[Dataset rows about figures]
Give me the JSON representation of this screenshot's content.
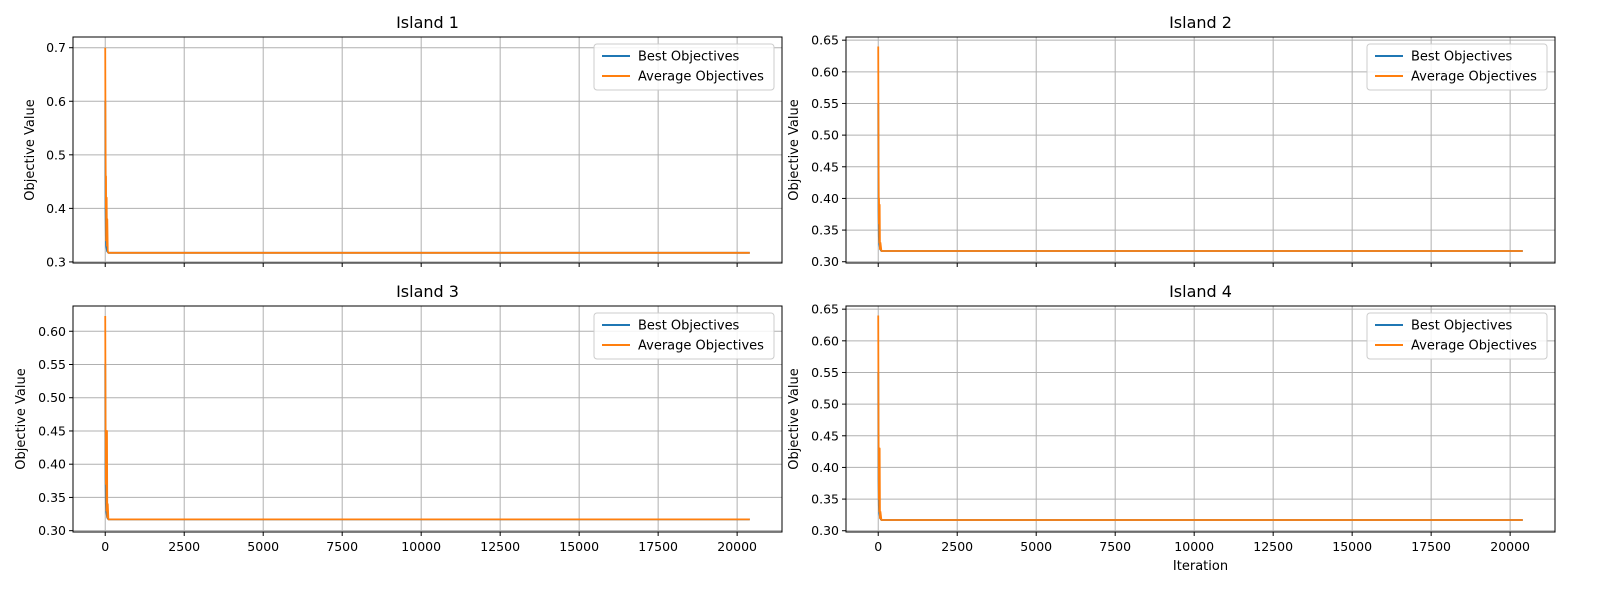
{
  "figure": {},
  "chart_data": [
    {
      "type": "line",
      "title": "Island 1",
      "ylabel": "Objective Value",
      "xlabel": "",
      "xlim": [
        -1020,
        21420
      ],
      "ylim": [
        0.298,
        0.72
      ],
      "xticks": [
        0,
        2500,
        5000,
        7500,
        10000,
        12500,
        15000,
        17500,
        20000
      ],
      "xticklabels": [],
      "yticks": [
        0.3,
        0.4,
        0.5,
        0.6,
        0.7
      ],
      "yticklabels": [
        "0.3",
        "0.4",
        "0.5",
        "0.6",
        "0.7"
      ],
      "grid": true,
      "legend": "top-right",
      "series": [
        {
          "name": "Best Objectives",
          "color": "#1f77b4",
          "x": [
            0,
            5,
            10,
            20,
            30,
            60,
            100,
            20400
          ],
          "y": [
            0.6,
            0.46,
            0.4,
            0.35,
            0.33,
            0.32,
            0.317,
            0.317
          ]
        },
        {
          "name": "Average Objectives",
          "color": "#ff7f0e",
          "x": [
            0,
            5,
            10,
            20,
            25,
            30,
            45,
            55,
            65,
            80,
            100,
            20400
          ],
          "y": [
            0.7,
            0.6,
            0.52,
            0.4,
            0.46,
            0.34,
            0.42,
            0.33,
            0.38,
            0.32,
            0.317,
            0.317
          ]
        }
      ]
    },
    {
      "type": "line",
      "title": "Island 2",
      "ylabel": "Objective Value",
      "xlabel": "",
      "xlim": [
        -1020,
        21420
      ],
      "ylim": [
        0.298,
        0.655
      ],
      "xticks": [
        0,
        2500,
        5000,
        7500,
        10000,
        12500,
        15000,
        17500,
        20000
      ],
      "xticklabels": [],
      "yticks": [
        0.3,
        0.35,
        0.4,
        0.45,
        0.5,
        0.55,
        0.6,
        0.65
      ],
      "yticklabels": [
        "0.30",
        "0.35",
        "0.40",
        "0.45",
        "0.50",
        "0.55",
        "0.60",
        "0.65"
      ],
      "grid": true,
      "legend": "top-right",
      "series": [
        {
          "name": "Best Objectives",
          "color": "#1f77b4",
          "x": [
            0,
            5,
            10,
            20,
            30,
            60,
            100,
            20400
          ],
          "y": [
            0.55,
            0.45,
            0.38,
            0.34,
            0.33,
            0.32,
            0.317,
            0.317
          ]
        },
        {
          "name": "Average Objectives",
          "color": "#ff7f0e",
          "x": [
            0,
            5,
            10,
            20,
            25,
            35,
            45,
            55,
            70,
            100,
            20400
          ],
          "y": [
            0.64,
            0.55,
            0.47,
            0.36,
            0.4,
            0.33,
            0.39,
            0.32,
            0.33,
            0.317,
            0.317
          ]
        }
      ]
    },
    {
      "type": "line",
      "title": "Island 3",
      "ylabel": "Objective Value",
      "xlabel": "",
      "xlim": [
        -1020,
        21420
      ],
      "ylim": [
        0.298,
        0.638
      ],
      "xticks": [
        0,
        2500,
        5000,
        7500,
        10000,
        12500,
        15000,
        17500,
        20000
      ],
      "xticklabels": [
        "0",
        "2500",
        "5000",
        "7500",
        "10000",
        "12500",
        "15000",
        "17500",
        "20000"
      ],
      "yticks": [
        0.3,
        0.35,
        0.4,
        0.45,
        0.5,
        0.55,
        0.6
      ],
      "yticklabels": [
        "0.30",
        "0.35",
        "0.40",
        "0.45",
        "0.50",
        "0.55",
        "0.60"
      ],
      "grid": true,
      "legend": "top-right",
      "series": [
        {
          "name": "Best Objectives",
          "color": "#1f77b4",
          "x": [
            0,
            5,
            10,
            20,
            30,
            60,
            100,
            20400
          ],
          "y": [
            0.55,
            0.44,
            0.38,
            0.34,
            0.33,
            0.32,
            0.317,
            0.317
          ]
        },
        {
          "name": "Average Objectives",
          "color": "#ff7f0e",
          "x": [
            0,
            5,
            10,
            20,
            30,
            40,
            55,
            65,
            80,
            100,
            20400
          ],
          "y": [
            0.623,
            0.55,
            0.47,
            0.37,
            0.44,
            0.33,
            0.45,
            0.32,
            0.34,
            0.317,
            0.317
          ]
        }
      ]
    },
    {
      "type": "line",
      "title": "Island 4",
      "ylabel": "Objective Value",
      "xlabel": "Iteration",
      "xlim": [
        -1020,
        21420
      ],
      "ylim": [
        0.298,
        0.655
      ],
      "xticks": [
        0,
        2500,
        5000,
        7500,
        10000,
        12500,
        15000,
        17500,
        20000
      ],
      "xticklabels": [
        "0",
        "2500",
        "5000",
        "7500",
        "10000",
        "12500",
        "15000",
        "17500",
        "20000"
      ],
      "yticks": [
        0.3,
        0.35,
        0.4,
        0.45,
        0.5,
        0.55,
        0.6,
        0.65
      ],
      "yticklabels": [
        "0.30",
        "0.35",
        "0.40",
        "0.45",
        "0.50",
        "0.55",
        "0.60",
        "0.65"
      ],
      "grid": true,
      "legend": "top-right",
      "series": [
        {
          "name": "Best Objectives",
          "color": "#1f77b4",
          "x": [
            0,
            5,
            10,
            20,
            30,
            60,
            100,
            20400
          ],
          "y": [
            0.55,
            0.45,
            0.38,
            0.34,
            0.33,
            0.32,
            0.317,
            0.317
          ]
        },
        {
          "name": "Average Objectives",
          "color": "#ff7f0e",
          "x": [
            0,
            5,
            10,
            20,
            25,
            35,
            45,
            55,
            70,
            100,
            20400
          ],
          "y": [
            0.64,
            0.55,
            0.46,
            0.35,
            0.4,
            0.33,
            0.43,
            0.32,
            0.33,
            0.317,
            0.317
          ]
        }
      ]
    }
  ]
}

* * *

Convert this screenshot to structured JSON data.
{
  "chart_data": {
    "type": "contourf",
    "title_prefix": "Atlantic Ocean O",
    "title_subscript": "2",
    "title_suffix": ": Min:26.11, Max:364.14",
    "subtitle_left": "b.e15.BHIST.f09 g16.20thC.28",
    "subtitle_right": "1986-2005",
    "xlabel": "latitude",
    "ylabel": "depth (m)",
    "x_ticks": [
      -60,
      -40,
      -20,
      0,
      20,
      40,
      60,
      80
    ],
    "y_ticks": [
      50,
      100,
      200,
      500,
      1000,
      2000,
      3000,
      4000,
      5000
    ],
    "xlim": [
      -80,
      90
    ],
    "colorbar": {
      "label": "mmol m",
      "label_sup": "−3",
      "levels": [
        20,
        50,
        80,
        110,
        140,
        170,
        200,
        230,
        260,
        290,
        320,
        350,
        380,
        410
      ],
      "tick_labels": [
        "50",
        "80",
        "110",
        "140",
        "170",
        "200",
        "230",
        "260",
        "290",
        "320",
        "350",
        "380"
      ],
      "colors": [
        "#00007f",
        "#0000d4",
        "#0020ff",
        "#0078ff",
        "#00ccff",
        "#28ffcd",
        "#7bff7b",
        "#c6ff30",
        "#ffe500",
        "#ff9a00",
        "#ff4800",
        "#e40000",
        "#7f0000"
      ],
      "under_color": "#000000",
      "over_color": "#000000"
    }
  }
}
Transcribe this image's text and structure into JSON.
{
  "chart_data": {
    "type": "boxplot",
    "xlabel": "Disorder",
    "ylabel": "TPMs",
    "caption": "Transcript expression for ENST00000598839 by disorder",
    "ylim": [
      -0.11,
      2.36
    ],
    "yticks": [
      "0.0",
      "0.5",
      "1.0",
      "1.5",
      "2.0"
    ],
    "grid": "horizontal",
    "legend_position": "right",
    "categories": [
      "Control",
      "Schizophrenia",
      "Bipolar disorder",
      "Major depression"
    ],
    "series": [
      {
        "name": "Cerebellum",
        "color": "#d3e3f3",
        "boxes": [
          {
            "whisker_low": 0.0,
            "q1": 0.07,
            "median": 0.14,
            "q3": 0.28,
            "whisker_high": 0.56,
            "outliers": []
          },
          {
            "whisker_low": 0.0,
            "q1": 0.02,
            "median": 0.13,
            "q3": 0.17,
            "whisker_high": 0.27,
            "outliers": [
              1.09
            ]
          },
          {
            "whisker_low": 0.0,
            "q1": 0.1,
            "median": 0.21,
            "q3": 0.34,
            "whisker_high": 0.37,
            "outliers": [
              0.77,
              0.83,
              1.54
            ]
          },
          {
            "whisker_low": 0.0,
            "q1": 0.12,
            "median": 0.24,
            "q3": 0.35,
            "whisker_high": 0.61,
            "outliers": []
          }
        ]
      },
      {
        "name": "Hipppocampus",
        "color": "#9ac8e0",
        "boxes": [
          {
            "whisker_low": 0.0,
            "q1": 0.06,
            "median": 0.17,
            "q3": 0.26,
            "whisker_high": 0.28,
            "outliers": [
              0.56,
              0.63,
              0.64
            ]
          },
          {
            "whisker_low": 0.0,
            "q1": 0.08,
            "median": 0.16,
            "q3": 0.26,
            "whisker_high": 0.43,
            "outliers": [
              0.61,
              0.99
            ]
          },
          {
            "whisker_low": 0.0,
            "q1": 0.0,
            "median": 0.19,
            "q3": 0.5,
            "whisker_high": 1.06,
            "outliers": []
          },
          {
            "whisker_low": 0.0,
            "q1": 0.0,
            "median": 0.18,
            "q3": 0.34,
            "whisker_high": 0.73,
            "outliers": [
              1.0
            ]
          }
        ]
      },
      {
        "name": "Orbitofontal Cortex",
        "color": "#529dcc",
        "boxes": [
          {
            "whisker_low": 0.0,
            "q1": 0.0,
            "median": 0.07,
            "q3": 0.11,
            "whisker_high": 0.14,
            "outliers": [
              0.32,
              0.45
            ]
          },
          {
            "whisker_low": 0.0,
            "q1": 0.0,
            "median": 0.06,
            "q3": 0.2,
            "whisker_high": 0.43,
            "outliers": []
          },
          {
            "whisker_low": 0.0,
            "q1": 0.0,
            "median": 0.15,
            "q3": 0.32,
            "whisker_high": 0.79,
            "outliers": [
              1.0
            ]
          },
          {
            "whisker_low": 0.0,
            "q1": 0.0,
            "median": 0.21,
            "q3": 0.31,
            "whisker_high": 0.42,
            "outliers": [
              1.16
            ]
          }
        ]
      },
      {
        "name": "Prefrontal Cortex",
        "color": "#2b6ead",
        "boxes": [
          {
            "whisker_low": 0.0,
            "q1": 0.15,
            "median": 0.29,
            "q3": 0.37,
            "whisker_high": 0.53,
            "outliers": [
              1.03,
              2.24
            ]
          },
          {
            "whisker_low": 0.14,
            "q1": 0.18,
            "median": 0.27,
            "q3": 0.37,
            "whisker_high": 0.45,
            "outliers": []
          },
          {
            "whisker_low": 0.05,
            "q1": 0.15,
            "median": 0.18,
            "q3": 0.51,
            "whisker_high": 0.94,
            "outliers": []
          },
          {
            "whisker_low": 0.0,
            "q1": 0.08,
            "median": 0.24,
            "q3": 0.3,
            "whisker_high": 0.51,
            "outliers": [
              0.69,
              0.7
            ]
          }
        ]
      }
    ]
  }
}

## [PROMPT]
Only lines that contain the word "this" are wanted; copy each of them.

## [RESULT]
Give me the JSON representation of this screenshot's content.
Convert this screenshot to structured JSON data.
Transcribe this image's text and structure into JSON.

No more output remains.